STATED PROBLEM:
List all lines of the data that include the string "coefficient".

TASK INPUT:
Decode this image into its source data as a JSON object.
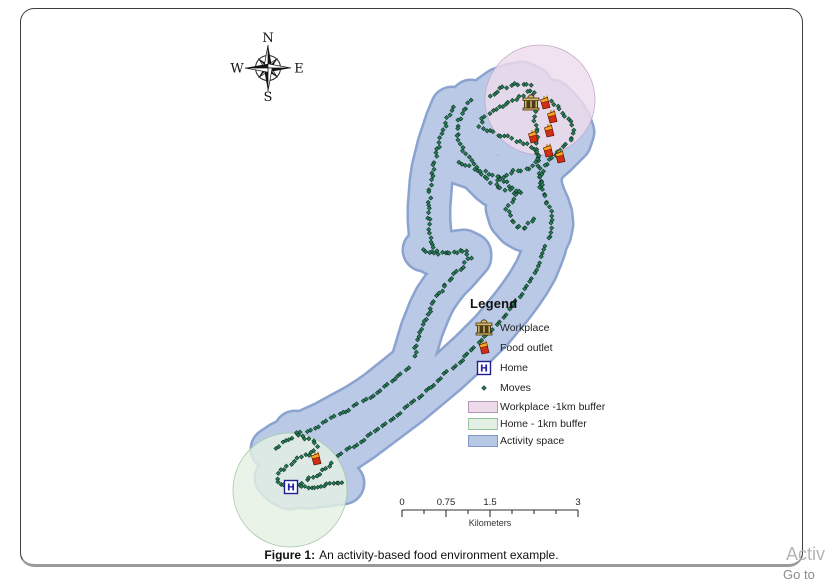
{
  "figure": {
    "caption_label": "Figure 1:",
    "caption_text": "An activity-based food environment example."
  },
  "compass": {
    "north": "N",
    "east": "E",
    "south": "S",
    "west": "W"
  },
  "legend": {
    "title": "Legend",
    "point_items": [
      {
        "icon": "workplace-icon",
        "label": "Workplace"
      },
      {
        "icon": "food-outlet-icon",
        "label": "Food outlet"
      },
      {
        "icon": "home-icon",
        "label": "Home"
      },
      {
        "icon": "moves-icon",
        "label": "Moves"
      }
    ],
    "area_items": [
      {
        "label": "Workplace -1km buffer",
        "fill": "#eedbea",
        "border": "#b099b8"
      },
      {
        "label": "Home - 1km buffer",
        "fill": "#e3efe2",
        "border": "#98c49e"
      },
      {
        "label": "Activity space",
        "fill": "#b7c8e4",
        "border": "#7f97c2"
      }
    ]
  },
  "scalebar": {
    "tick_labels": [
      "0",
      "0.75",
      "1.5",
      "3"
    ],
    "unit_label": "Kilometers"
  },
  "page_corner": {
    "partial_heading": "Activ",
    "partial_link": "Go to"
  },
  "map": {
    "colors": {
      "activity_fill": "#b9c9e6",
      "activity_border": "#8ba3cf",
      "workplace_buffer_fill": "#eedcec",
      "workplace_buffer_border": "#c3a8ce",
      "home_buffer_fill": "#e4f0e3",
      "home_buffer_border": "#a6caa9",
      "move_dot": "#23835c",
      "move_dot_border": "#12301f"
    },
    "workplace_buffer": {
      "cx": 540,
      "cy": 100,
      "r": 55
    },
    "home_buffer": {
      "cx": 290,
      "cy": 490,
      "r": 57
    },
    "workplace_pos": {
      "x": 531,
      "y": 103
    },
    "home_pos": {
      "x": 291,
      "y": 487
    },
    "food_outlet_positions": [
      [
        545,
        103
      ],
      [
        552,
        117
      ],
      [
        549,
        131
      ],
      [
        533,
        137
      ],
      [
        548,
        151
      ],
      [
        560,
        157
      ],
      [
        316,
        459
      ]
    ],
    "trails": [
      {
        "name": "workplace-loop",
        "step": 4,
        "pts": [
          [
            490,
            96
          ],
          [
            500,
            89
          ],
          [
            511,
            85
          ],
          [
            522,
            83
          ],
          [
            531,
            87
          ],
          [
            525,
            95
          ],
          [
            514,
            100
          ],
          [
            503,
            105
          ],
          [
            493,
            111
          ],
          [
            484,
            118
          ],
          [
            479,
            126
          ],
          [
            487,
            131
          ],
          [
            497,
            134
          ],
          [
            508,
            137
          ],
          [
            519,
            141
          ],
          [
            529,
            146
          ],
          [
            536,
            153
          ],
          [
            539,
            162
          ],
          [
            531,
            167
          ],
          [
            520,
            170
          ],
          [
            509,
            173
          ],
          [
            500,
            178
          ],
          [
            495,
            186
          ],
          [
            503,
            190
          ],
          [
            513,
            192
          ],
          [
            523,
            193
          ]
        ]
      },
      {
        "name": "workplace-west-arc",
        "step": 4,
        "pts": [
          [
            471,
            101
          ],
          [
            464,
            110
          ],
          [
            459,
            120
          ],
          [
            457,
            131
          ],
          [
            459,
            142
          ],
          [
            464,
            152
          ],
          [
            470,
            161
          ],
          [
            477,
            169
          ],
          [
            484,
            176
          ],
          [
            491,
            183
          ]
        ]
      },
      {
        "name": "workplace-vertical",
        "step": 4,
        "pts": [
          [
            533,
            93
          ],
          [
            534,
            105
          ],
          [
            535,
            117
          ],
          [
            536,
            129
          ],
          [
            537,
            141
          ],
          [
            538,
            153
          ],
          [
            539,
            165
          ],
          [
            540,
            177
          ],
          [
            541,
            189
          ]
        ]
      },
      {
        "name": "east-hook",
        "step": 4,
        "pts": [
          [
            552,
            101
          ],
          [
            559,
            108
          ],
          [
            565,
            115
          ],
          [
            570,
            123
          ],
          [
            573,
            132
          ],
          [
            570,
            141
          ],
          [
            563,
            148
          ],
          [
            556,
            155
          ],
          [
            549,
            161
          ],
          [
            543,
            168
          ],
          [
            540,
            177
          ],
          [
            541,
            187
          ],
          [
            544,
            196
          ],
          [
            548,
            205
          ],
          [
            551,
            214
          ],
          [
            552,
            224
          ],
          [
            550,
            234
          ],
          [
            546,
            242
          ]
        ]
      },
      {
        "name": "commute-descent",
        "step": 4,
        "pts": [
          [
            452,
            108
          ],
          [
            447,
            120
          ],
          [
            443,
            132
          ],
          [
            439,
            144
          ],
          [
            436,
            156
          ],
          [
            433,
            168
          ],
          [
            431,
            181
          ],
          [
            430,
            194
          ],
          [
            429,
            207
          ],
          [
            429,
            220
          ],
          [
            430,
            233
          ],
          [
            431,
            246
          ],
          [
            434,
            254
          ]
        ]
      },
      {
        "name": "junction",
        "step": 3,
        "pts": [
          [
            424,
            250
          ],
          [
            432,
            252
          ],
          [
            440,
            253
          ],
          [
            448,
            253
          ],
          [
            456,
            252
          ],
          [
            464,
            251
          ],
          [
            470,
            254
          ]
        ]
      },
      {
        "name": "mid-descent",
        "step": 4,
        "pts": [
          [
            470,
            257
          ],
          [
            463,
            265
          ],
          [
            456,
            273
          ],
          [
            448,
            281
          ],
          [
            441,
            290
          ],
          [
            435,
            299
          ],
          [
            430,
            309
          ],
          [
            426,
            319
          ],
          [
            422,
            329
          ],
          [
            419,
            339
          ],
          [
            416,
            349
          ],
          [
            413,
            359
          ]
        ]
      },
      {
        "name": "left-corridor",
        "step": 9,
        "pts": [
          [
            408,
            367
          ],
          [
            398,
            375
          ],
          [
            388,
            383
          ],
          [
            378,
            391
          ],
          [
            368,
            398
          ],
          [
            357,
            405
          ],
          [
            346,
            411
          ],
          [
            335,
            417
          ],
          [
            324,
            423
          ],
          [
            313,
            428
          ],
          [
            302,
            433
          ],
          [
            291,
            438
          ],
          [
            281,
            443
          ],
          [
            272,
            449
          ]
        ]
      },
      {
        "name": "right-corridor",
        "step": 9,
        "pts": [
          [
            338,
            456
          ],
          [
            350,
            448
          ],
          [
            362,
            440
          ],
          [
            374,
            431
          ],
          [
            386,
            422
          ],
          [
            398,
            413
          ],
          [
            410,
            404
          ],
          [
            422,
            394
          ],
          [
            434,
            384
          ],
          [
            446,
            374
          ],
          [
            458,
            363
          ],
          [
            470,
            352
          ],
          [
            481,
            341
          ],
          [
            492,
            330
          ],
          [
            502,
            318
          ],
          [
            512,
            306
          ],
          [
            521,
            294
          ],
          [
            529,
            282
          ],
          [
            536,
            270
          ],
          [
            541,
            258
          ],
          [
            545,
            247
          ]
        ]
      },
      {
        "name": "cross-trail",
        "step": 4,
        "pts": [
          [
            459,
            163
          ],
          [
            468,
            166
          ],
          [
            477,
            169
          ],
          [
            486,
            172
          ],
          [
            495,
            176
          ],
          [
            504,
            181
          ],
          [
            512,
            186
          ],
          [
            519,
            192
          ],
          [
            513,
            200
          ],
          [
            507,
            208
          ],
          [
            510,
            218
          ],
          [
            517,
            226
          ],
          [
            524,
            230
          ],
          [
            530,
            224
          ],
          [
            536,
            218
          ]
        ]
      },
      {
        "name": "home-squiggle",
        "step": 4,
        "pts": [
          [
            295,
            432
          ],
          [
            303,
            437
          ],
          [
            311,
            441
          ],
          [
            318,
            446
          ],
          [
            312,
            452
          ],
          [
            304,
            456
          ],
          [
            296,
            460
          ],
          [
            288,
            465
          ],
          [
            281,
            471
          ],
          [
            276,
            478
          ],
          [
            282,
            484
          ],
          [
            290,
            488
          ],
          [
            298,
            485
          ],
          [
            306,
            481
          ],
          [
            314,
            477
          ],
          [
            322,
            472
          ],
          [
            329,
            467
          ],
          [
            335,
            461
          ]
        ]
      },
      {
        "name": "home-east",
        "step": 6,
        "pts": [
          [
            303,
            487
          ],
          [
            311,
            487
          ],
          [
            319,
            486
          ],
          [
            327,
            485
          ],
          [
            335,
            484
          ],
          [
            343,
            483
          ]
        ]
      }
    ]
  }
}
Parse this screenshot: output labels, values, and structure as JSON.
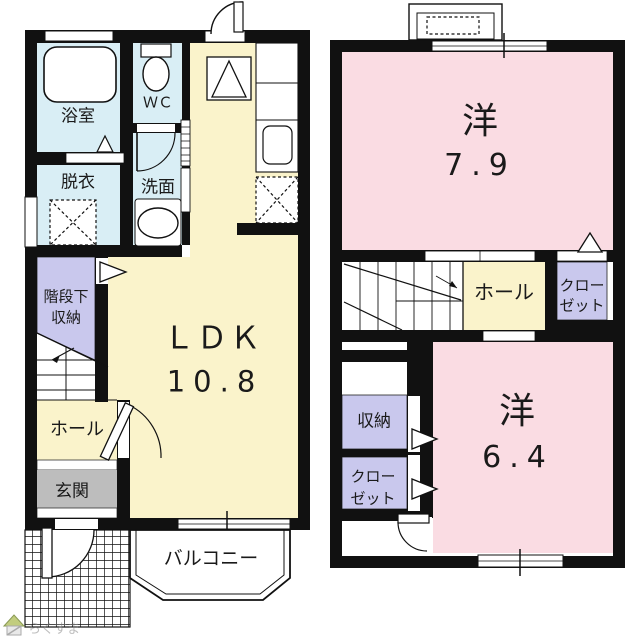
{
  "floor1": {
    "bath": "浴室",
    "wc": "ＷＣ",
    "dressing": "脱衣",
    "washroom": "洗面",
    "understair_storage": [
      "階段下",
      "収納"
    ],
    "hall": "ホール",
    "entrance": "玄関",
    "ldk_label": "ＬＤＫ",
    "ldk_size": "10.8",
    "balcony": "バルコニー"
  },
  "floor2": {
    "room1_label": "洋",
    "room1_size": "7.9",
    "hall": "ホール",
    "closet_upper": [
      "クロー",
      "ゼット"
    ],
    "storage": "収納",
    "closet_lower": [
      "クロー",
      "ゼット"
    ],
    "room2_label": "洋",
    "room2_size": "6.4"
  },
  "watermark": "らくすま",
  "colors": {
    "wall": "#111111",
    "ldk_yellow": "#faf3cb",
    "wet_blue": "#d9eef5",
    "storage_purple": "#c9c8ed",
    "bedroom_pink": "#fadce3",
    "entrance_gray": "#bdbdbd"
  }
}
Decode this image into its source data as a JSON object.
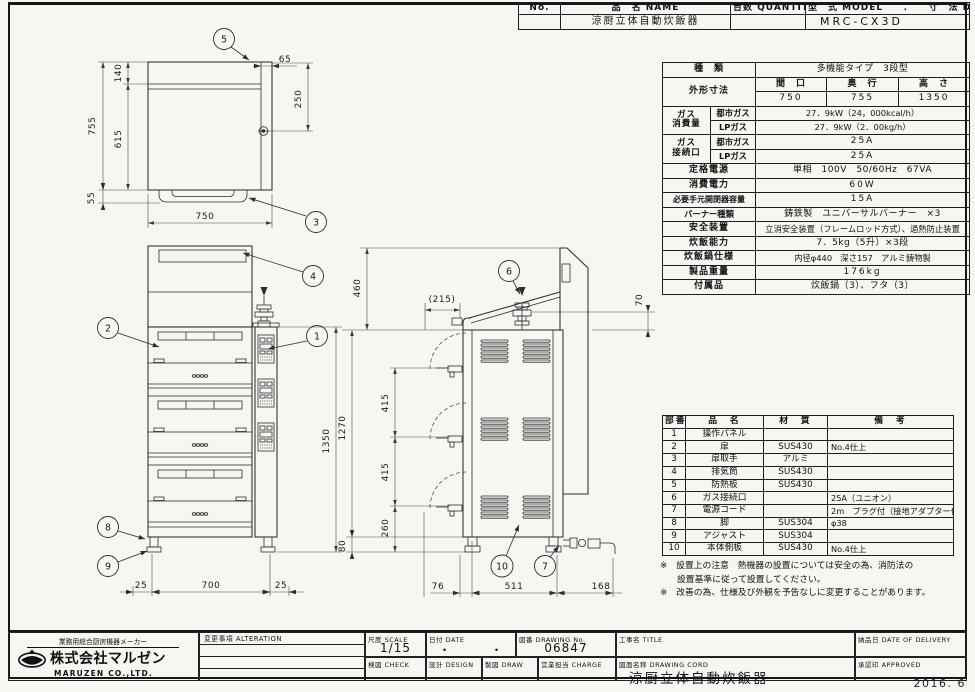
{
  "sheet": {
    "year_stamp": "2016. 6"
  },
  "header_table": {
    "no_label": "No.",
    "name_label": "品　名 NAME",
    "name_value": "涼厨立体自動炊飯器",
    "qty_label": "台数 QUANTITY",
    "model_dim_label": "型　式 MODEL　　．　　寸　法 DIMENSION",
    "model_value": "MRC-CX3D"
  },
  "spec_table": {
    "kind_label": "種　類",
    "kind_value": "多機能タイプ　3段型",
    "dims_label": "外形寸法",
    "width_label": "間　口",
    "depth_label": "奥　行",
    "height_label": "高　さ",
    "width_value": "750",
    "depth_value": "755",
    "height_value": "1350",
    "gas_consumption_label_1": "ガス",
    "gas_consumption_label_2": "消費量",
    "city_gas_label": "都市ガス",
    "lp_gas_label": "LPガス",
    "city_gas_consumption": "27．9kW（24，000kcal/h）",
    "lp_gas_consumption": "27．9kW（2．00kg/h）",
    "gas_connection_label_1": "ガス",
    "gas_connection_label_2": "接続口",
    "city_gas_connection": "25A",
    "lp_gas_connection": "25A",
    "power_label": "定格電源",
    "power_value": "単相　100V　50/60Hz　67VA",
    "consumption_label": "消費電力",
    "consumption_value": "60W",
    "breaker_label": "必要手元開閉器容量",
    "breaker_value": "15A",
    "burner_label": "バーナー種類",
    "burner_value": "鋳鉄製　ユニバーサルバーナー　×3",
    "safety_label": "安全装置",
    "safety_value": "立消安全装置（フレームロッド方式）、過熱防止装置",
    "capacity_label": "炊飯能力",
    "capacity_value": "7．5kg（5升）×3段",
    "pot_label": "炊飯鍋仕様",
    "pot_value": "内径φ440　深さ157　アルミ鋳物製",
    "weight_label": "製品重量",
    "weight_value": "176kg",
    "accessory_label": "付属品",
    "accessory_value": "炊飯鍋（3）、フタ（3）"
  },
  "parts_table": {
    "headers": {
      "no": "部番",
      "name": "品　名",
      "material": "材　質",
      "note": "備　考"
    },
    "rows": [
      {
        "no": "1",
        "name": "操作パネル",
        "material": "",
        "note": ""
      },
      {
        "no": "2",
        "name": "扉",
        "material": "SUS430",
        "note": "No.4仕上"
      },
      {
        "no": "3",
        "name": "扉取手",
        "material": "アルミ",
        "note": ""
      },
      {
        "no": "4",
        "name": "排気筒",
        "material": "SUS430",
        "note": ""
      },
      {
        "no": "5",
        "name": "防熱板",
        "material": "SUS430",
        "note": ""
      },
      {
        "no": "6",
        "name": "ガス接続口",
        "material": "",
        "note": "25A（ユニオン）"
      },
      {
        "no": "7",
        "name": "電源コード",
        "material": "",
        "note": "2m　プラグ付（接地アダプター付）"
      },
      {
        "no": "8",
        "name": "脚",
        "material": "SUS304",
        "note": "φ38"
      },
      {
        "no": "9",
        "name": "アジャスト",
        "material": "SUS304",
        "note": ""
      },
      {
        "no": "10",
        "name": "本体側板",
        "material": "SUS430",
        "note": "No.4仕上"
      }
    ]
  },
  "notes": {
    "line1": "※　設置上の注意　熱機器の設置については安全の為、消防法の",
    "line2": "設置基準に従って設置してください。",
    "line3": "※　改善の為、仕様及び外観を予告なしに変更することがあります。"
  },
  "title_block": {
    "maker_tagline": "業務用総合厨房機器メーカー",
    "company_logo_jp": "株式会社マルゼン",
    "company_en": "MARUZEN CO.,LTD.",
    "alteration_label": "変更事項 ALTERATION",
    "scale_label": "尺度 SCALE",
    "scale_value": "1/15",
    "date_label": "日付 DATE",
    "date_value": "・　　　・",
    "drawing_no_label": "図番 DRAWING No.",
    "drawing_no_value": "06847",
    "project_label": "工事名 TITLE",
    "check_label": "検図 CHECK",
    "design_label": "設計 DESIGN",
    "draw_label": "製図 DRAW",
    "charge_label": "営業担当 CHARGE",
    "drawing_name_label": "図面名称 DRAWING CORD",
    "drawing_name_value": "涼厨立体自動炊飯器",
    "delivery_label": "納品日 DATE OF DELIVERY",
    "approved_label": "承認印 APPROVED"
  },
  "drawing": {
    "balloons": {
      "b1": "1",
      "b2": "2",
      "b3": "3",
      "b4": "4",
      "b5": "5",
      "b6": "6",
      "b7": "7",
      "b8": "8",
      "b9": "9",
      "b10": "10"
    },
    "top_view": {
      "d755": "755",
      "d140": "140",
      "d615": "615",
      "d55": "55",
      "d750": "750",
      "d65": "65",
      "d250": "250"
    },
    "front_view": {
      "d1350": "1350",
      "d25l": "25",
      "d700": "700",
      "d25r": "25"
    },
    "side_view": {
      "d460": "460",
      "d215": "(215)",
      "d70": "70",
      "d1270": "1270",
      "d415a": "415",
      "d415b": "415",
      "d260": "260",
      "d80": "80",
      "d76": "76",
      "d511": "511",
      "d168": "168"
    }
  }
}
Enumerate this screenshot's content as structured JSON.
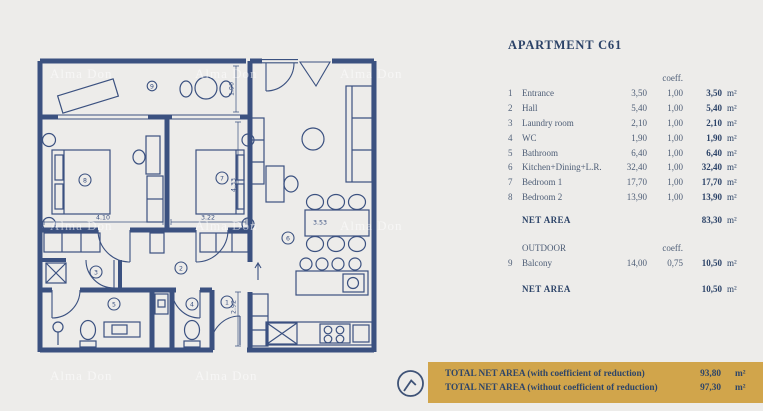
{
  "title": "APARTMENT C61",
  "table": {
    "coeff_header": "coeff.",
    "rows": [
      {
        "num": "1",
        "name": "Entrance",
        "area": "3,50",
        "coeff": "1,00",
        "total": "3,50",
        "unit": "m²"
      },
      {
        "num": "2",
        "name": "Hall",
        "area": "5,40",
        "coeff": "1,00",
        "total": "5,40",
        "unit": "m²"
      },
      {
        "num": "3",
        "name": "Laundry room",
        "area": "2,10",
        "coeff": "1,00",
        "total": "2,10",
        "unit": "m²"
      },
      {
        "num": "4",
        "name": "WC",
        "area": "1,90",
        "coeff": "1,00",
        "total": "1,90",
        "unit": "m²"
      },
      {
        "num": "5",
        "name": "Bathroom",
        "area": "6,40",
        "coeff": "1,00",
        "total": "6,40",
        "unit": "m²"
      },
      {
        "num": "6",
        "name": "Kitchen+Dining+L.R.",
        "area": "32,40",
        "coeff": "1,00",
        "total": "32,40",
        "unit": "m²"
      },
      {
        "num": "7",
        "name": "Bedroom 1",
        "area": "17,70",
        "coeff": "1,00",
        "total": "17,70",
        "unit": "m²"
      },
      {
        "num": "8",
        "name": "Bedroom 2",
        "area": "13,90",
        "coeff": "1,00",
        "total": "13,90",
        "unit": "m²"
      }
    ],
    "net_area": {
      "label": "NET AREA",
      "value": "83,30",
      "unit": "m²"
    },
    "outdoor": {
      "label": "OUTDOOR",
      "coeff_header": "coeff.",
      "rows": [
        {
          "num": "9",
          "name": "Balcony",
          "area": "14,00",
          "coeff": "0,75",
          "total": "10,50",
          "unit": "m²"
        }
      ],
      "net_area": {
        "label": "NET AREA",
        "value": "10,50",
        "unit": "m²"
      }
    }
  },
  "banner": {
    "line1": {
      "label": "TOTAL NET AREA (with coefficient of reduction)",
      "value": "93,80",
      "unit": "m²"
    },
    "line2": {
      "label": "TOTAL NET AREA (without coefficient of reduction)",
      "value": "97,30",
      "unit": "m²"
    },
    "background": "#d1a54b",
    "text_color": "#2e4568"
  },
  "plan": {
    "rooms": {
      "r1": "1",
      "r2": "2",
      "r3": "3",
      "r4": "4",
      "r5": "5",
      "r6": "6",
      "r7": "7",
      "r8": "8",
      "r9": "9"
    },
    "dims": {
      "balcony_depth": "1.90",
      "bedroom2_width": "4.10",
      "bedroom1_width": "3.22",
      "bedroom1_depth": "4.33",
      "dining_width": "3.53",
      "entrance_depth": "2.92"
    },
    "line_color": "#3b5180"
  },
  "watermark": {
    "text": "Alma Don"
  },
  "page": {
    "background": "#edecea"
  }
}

RESULT OF THE TASK:
      "label": "TOTAL NET AREA (with coefficient of reduction)",
      "label": "TOTAL NET AREA (without coefficient of reduction)",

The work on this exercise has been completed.